Available records:
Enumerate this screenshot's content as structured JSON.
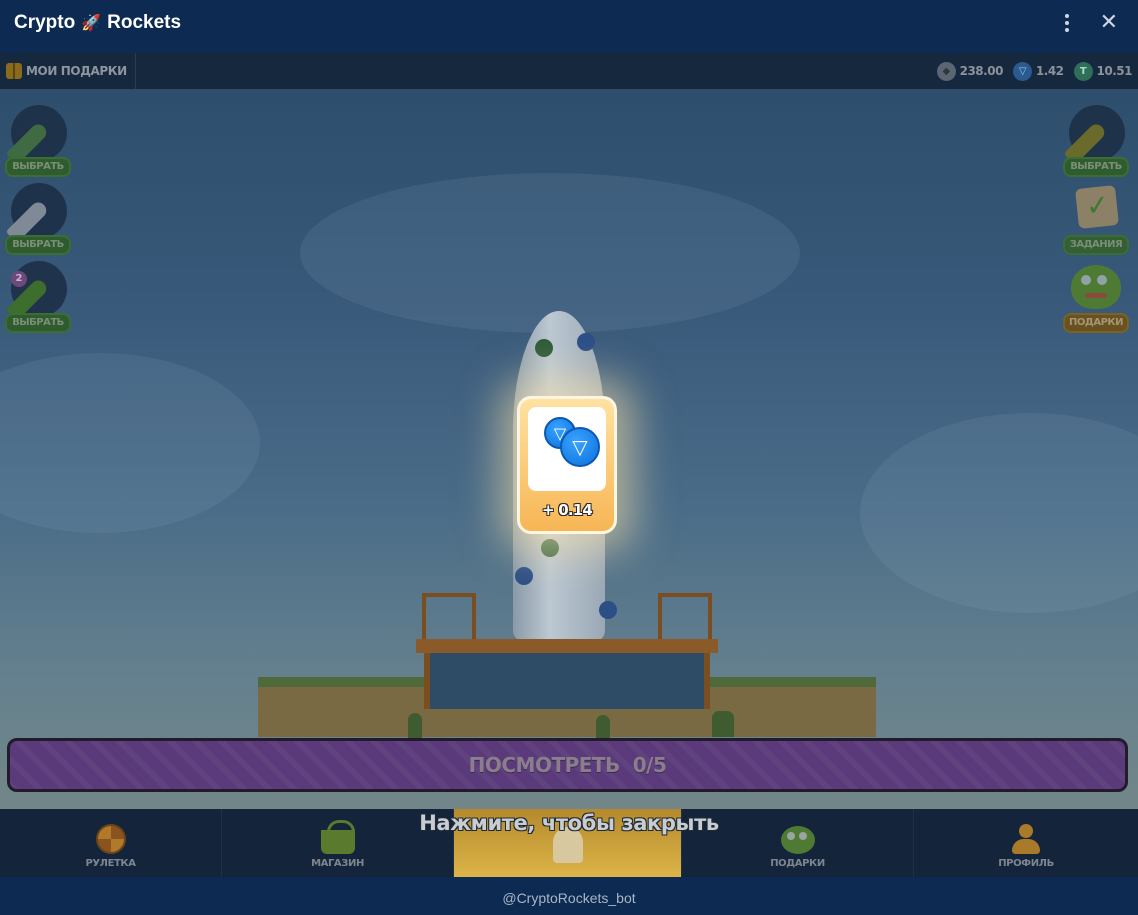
{
  "window": {
    "title_prefix": "Crypto",
    "title_emoji": "🚀",
    "title_suffix": "Rockets"
  },
  "topbar": {
    "my_gifts_label": "МОИ ПОДАРКИ",
    "balances": [
      {
        "icon": "grey-coin-icon",
        "value": "238.00"
      },
      {
        "icon": "ton-coin-icon",
        "value": "1.42"
      },
      {
        "icon": "usdt-coin-icon",
        "value": "10.51"
      }
    ]
  },
  "left_slots": [
    {
      "button": "ВЫБРАТЬ",
      "rocket_color": "#3f6a42"
    },
    {
      "button": "ВЫБРАТЬ",
      "rocket_color": "#7f8a96"
    },
    {
      "button": "ВЫБРАТЬ",
      "rocket_color": "#3d6e2e",
      "badge": "2"
    }
  ],
  "right_slots": [
    {
      "button": "ВЫБРАТЬ",
      "icon": "rocket-icon"
    },
    {
      "button": "ЗАДАНИЯ",
      "icon": "tasks-check-icon"
    },
    {
      "button": "ПОДАРКИ",
      "icon": "pepe-frog-icon"
    }
  ],
  "reward": {
    "amount": "+ 0.14",
    "coin_glyph": "▽",
    "icon": "ton-coins-icon"
  },
  "watch_button": {
    "label": "ПОСМОТРЕТЬ  0/5"
  },
  "close_hint": "Нажмите, чтобы закрыть",
  "bottom_nav": [
    {
      "label": "РУЛЕТКА",
      "icon": "roulette-wheel-icon"
    },
    {
      "label": "МАГАЗИН",
      "icon": "shop-basket-icon"
    },
    {
      "label": "",
      "icon": "launch-rocket-icon",
      "active": true
    },
    {
      "label": "ПОДАРКИ",
      "icon": "pepe-gift-icon"
    },
    {
      "label": "ПРОФИЛЬ",
      "icon": "profile-icon"
    }
  ],
  "footer": {
    "bot_handle": "@CryptoRockets_bot"
  },
  "colors": {
    "titlebar_bg": "#0c2a52",
    "watch_button_bg": "#5a3a7a",
    "reward_card_bg": "#f7b655",
    "active_nav_bg": "#ddb448"
  }
}
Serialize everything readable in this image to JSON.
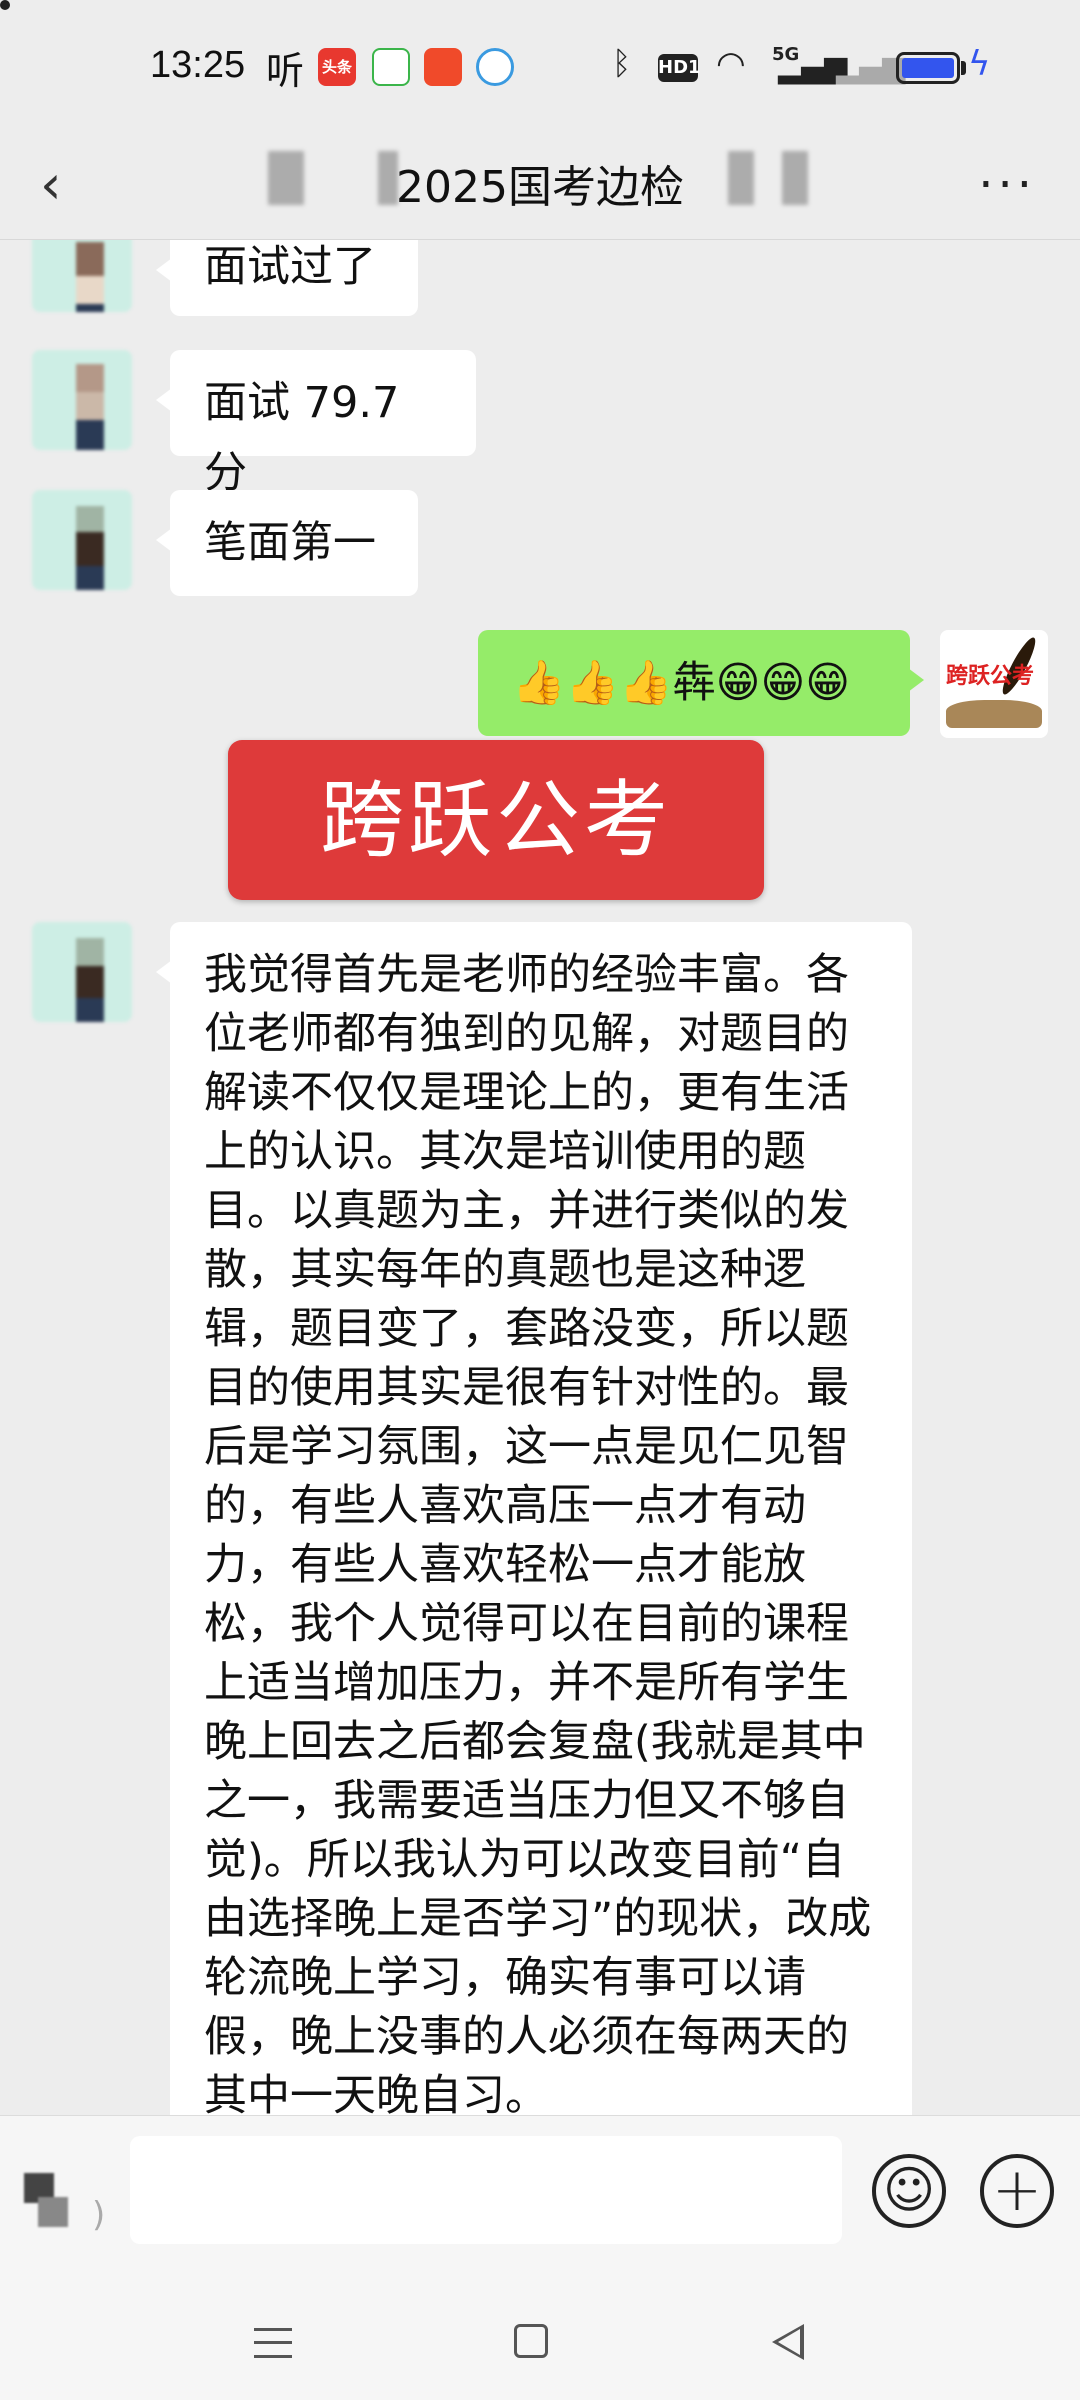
{
  "status_bar": {
    "time": "13:25",
    "ting_label": "听",
    "toutiao_label": "头条",
    "network": "5G",
    "hd": "HD1"
  },
  "header": {
    "back_icon": "‹",
    "title": "2025国考边检",
    "more_icon": "···"
  },
  "messages": [
    {
      "side": "left",
      "text": "面试过了"
    },
    {
      "side": "left",
      "text": "面试 79.7 分"
    },
    {
      "side": "left",
      "text": "笔面第一"
    },
    {
      "side": "right",
      "text": "👍👍👍犇😁😁😁"
    },
    {
      "side": "left",
      "text": "我觉得首先是老师的经验丰富。各位老师都有独到的见解，对题目的解读不仅仅是理论上的，更有生活上的认识。其次是培训使用的题目。以真题为主，并进行类似的发散，其实每年的真题也是这种逻辑，题目变了，套路没变，所以题目的使用其实是很有针对性的。最后是学习氛围，这一点是见仁见智的，有些人喜欢高压一点才有动力，有些人喜欢轻松一点才能放松，我个人觉得可以在目前的课程上适当增加压力，并不是所有学生晚上回去之后都会复盘(我就是其中之一，我需要适当压力但又不够自觉)。所以我认为可以改变目前“自由选择晚上是否学习”的现状，改成轮流晚上学习，确实有事可以请假，晚上没事的人必须在每两天的其中一天晚自习。"
    }
  ],
  "me_avatar_text": "跨跃公考",
  "overlay_text": "跨跃公考",
  "input_bar": {
    "emoji_icon": "☺",
    "plus_icon": "+"
  }
}
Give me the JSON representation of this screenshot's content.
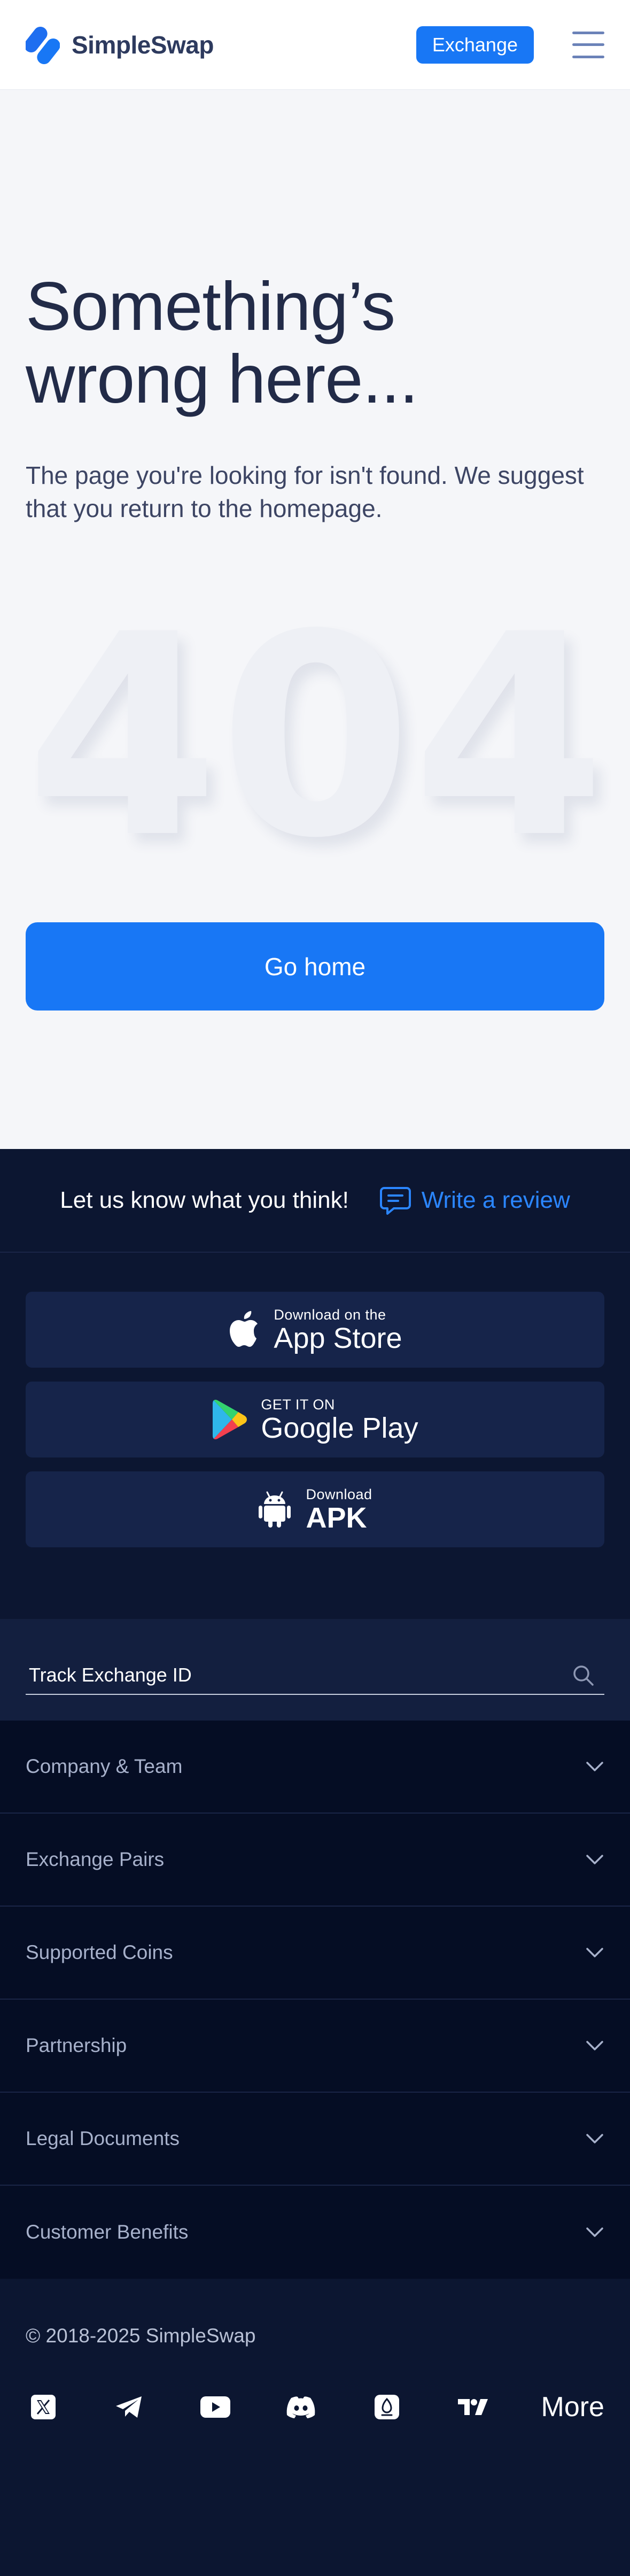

Written request:
From start to finish, output the listing exactly, but omit its pictures.

Completed task:
Enumerate this screenshot's content as structured JSON.
{
  "window": {
    "title_prefix": "Crypto",
    "title_emoji": "🚀",
    "title_suffix": "Rockets"
  },
  "topbar": {
    "my_gifts_label": "МОИ ПОДАРКИ",
    "balances": [
      {
        "icon": "grey-coin-icon",
        "value": "238.00"
      },
      {
        "icon": "ton-coin-icon",
        "value": "1.42"
      },
      {
        "icon": "usdt-coin-icon",
        "value": "10.51"
      }
    ]
  },
  "left_slots": [
    {
      "button": "ВЫБРАТЬ",
      "rocket_color": "#3f6a42"
    },
    {
      "button": "ВЫБРАТЬ",
      "rocket_color": "#7f8a96"
    },
    {
      "button": "ВЫБРАТЬ",
      "rocket_color": "#3d6e2e",
      "badge": "2"
    }
  ],
  "right_slots": [
    {
      "button": "ВЫБРАТЬ",
      "icon": "rocket-icon"
    },
    {
      "button": "ЗАДАНИЯ",
      "icon": "tasks-check-icon"
    },
    {
      "button": "ПОДАРКИ",
      "icon": "pepe-frog-icon"
    }
  ],
  "reward": {
    "amount": "+ 0.14",
    "coin_glyph": "▽",
    "icon": "ton-coins-icon"
  },
  "watch_button": {
    "label": "ПОСМОТРЕТЬ  0/5"
  },
  "close_hint": "Нажмите, чтобы закрыть",
  "bottom_nav": [
    {
      "label": "РУЛЕТКА",
      "icon": "roulette-wheel-icon"
    },
    {
      "label": "МАГАЗИН",
      "icon": "shop-basket-icon"
    },
    {
      "label": "",
      "icon": "launch-rocket-icon",
      "active": true
    },
    {
      "label": "ПОДАРКИ",
      "icon": "pepe-gift-icon"
    },
    {
      "label": "ПРОФИЛЬ",
      "icon": "profile-icon"
    }
  ],
  "footer": {
    "bot_handle": "@CryptoRockets_bot"
  },
  "colors": {
    "titlebar_bg": "#0c2a52",
    "watch_button_bg": "#5a3a7a",
    "reward_card_bg": "#f7b655",
    "active_nav_bg": "#ddb448"
  }
}
Serialize everything readable in this image to JSON.
{
  "status_bar": {
    "time": "13:25",
    "ting_label": "听",
    "toutiao_label": "头条",
    "network": "5G",
    "hd": "HD1"
  },
  "header": {
    "back_icon": "‹",
    "title": "2025国考边检",
    "more_icon": "···"
  },
  "messages": [
    {
      "side": "left",
      "text": "面试过了"
    },
    {
      "side": "left",
      "text": "面试 79.7 分"
    },
    {
      "side": "left",
      "text": "笔面第一"
    },
    {
      "side": "right",
      "text": "👍👍👍犇😁😁😁"
    },
    {
      "side": "left",
      "text": "我觉得首先是老师的经验丰富。各位老师都有独到的见解，对题目的解读不仅仅是理论上的，更有生活上的认识。其次是培训使用的题目。以真题为主，并进行类似的发散，其实每年的真题也是这种逻辑，题目变了，套路没变，所以题目的使用其实是很有针对性的。最后是学习氛围，这一点是见仁见智的，有些人喜欢高压一点才有动力，有些人喜欢轻松一点才能放松，我个人觉得可以在目前的课程上适当增加压力，并不是所有学生晚上回去之后都会复盘(我就是其中之一，我需要适当压力但又不够自觉)。所以我认为可以改变目前“自由选择晚上是否学习”的现状，改成轮流晚上学习，确实有事可以请假，晚上没事的人必须在每两天的其中一天晚自习。"
    }
  ],
  "me_avatar_text": "跨跃公考",
  "overlay_text": "跨跃公考",
  "input_bar": {
    "emoji_icon": "☺",
    "plus_icon": "+"
  }
}
Give me the JSON representation of this screenshot's content.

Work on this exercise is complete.